==== Entries shown ====

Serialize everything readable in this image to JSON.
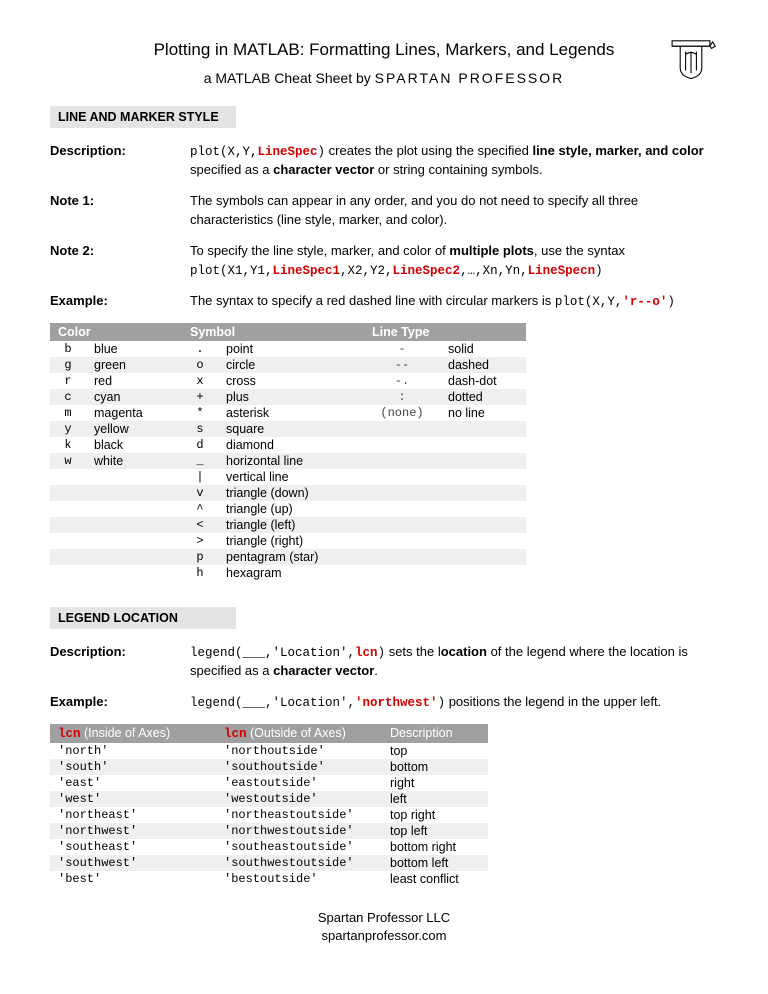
{
  "title": "Plotting in MATLAB: Formatting Lines, Markers, and Legends",
  "subtitle_prefix": "a MATLAB Cheat Sheet by ",
  "subtitle_brand": "SPARTAN PROFESSOR",
  "section1": {
    "header": "LINE AND MARKER STYLE",
    "description_label": "Description:",
    "description_code1": "plot(X,Y,",
    "description_code_red": "LineSpec",
    "description_code2": ")",
    "description_text1": " creates the plot using the specified ",
    "description_bold1": "line style, marker, and color",
    "description_text2": " specified as a ",
    "description_bold2": "character vector",
    "description_text3": " or string containing symbols.",
    "note1_label": "Note 1:",
    "note1_text": "The symbols can appear in any order, and you do not need to specify all three characteristics (line style, marker, and color).",
    "note2_label": "Note 2:",
    "note2_text1": "To specify the line style, marker, and color of ",
    "note2_bold": "multiple plots",
    "note2_text2": ", use the syntax",
    "note2_code_p1": "plot(X1,Y1,",
    "note2_code_r1": "LineSpec1",
    "note2_code_p2": ",X2,Y2,",
    "note2_code_r2": "LineSpec2",
    "note2_code_p3": ",…,Xn,Yn,",
    "note2_code_r3": "LineSpecn",
    "note2_code_p4": ")",
    "example_label": "Example:",
    "example_text": "The syntax to specify a red dashed line with circular markers is ",
    "example_code1": "plot(X,Y,",
    "example_code_red": "'r--o'",
    "example_code2": ")",
    "headers": [
      "Color",
      "Symbol",
      "Line Type"
    ],
    "rows": [
      {
        "cc": "b",
        "cn": "blue",
        "sc": ".",
        "sn": "point",
        "lc": "-",
        "ln": "solid"
      },
      {
        "cc": "g",
        "cn": "green",
        "sc": "o",
        "sn": "circle",
        "lc": "--",
        "ln": "dashed"
      },
      {
        "cc": "r",
        "cn": "red",
        "sc": "x",
        "sn": "cross",
        "lc": "-.",
        "ln": "dash-dot"
      },
      {
        "cc": "c",
        "cn": "cyan",
        "sc": "+",
        "sn": "plus",
        "lc": ":",
        "ln": "dotted"
      },
      {
        "cc": "m",
        "cn": "magenta",
        "sc": "*",
        "sn": "asterisk",
        "lc": "(none)",
        "ln": "no line"
      },
      {
        "cc": "y",
        "cn": "yellow",
        "sc": "s",
        "sn": "square",
        "lc": "",
        "ln": ""
      },
      {
        "cc": "k",
        "cn": "black",
        "sc": "d",
        "sn": "diamond",
        "lc": "",
        "ln": ""
      },
      {
        "cc": "w",
        "cn": "white",
        "sc": "_",
        "sn": "horizontal line",
        "lc": "",
        "ln": ""
      },
      {
        "cc": "",
        "cn": "",
        "sc": "|",
        "sn": "vertical line",
        "lc": "",
        "ln": ""
      },
      {
        "cc": "",
        "cn": "",
        "sc": "v",
        "sn": "triangle (down)",
        "lc": "",
        "ln": ""
      },
      {
        "cc": "",
        "cn": "",
        "sc": "^",
        "sn": "triangle (up)",
        "lc": "",
        "ln": ""
      },
      {
        "cc": "",
        "cn": "",
        "sc": "<",
        "sn": "triangle (left)",
        "lc": "",
        "ln": ""
      },
      {
        "cc": "",
        "cn": "",
        "sc": ">",
        "sn": "triangle (right)",
        "lc": "",
        "ln": ""
      },
      {
        "cc": "",
        "cn": "",
        "sc": "p",
        "sn": "pentagram (star)",
        "lc": "",
        "ln": ""
      },
      {
        "cc": "",
        "cn": "",
        "sc": "h",
        "sn": "hexagram",
        "lc": "",
        "ln": ""
      }
    ]
  },
  "section2": {
    "header": "LEGEND LOCATION",
    "description_label": "Description:",
    "desc_code1": "legend(___,",
    "desc_code2": "'Location'",
    "desc_code3": ",",
    "desc_code_red": "lcn",
    "desc_code4": ")",
    "desc_text1": " sets the l",
    "desc_bold": "ocation",
    "desc_text2": " of the legend where the location is specified as a ",
    "desc_bold2": "character vector",
    "desc_text3": ".",
    "example_label": "Example:",
    "ex_code1": "legend(___,",
    "ex_code2": "'Location'",
    "ex_code3": ",",
    "ex_code_red": "'northwest'",
    "ex_code4": ")",
    "ex_text": " positions the legend in the upper left.",
    "h_lcn": "lcn",
    "h_inside": " (Inside of Axes)",
    "h_outside": " (Outside of Axes)",
    "h_desc": "Description",
    "rows": [
      {
        "in": "'north'",
        "out": "'northoutside'",
        "d": "top"
      },
      {
        "in": "'south'",
        "out": "'southoutside'",
        "d": "bottom"
      },
      {
        "in": "'east'",
        "out": "'eastoutside'",
        "d": "right"
      },
      {
        "in": "'west'",
        "out": "'westoutside'",
        "d": "left"
      },
      {
        "in": "'northeast'",
        "out": "'northeastoutside'",
        "d": "top right"
      },
      {
        "in": "'northwest'",
        "out": "'northwestoutside'",
        "d": "top left"
      },
      {
        "in": "'southeast'",
        "out": "'southeastoutside'",
        "d": "bottom right"
      },
      {
        "in": "'southwest'",
        "out": "'southwestoutside'",
        "d": "bottom left"
      },
      {
        "in": "'best'",
        "out": "'bestoutside'",
        "d": "least conflict"
      }
    ]
  },
  "footer": {
    "line1": "Spartan Professor LLC",
    "line2": "spartanprofessor.com"
  }
}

====

## Given request
Find each line holding the word "left" and copy it.

## Correct result
        "sn": "triangle (left)",
    "ex_text": " positions the legend in the upper left.",
        "d": "left"
        "d": "top left"
        "d": "bottom left"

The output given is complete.